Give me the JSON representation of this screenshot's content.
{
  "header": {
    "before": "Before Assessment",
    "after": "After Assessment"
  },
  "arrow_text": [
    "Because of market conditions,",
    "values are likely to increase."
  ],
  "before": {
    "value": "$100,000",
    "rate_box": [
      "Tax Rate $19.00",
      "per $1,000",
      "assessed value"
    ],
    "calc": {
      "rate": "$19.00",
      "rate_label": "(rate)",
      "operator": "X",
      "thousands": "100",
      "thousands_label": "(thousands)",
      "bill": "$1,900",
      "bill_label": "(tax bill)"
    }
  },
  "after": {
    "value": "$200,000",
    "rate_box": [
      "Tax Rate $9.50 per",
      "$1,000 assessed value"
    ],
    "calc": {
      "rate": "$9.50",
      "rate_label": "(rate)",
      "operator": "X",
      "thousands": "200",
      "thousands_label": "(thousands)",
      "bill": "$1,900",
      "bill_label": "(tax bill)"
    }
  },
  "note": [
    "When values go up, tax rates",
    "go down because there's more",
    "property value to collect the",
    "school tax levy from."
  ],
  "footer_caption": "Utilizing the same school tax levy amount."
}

INSTRUCTIONS FOR THE TASK:
Return all of the data precisely as it appears.

ANSWER FOR THIS EXERCISE:
Give me the JSON representation of this screenshot's content.
{
  "header": {
    "before": "Before Assessment",
    "after": "After Assessment"
  },
  "arrow_text": [
    "Because of market conditions,",
    "values are likely to increase."
  ],
  "before": {
    "value": "$100,000",
    "rate_box": [
      "Tax Rate $19.00",
      "per $1,000",
      "assessed value"
    ],
    "calc": {
      "rate": "$19.00",
      "rate_label": "(rate)",
      "operator": "X",
      "thousands": "100",
      "thousands_label": "(thousands)",
      "bill": "$1,900",
      "bill_label": "(tax bill)"
    }
  },
  "after": {
    "value": "$200,000",
    "rate_box": [
      "Tax Rate $9.50 per",
      "$1,000 assessed value"
    ],
    "calc": {
      "rate": "$9.50",
      "rate_label": "(rate)",
      "operator": "X",
      "thousands": "200",
      "thousands_label": "(thousands)",
      "bill": "$1,900",
      "bill_label": "(tax bill)"
    }
  },
  "note": [
    "When values go up, tax rates",
    "go down because there's more",
    "property value to collect the",
    "school tax levy from."
  ],
  "footer_caption": "Utilizing the same school tax levy amount."
}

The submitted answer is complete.